(Dataset items)
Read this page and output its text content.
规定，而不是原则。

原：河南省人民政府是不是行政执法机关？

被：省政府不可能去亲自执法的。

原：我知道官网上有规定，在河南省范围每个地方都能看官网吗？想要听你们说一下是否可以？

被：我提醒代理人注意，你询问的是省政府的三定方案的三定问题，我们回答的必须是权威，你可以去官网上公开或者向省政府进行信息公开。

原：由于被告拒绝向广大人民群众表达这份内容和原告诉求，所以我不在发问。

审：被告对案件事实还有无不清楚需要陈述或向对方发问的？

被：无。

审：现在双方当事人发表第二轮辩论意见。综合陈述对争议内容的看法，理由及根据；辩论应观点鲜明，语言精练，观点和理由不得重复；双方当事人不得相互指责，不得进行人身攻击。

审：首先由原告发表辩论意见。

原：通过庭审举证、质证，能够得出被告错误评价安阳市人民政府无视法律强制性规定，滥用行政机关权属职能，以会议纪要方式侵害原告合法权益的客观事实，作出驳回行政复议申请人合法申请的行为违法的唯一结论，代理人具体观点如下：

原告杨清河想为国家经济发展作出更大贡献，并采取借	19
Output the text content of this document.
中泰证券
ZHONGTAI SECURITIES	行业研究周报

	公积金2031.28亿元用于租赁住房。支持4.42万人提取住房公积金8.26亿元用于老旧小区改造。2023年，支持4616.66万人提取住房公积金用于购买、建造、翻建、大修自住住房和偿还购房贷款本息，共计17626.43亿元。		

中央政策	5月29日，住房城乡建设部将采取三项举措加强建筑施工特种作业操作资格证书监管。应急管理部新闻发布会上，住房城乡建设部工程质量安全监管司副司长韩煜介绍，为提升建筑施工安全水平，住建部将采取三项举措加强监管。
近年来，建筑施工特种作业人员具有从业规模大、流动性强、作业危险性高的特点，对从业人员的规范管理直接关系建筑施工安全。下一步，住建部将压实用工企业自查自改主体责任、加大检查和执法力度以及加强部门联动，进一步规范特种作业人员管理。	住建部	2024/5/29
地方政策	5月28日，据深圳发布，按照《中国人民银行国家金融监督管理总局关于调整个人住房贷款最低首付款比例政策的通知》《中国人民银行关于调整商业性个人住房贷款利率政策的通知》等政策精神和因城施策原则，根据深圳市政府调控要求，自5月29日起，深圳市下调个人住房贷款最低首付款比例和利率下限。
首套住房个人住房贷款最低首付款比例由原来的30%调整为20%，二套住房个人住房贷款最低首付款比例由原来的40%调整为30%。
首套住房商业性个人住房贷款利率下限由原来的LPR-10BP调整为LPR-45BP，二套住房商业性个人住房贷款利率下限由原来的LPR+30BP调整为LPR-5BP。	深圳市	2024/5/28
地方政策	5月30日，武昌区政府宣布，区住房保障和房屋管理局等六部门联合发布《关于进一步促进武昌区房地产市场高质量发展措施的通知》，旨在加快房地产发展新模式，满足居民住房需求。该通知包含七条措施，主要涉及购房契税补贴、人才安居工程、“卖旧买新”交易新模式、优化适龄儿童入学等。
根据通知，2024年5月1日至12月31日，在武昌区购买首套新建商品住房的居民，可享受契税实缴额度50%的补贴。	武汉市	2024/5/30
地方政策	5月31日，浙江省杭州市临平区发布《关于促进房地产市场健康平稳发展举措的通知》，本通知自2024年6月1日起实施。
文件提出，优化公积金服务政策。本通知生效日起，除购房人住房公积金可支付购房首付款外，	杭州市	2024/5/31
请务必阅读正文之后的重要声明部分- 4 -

* **GIVEN EXERCISE**
Gather each line holding the string "text".

* **RESULT FOR THIS EXERCISE**
Read this page and output its text content.
Output the text content of this document.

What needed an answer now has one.